↓↓↓

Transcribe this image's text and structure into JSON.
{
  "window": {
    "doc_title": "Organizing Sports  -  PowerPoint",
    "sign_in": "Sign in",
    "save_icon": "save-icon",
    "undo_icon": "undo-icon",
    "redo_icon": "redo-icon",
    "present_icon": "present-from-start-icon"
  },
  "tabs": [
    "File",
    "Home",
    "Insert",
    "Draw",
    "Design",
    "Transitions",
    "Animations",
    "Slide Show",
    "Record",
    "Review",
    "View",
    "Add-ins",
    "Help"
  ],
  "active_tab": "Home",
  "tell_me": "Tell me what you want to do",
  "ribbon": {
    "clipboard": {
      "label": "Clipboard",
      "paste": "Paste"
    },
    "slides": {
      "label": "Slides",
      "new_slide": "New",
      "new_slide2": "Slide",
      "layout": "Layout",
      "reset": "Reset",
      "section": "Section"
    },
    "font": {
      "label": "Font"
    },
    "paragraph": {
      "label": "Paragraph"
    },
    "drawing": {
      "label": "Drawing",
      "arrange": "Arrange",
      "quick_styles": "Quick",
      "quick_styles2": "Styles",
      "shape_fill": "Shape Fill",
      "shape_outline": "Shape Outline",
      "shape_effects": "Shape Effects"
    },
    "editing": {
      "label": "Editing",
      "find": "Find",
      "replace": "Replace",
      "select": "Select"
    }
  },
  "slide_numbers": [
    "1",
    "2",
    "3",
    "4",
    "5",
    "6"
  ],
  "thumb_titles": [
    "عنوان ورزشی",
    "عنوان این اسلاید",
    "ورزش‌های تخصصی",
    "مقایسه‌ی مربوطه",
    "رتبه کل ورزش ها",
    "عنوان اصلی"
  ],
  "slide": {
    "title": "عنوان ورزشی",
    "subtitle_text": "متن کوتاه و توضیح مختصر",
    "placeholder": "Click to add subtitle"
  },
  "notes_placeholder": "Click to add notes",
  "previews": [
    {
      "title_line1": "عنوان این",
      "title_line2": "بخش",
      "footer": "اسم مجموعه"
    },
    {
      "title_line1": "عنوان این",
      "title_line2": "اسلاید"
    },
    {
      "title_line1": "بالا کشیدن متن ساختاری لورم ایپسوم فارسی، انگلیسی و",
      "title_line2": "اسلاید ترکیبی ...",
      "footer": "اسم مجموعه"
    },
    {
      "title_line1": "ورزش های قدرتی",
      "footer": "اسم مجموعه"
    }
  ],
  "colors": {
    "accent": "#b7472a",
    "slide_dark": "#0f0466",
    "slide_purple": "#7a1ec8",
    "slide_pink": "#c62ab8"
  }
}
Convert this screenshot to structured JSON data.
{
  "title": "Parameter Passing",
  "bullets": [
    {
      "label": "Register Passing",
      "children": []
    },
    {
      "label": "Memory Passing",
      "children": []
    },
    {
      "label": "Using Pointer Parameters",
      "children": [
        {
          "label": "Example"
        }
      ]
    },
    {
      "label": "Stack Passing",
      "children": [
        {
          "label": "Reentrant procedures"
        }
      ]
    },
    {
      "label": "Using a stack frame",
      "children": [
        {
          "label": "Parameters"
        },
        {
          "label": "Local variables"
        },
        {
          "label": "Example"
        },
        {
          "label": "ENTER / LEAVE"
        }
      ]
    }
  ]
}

↑↑↑

* Problem to work on:
Gather every line from the listing above in which the word "JSON" appears.

* Reply to the exercise:
Transcribe this image's text and structure into JSON.
Convert this screenshot to structured JSON data.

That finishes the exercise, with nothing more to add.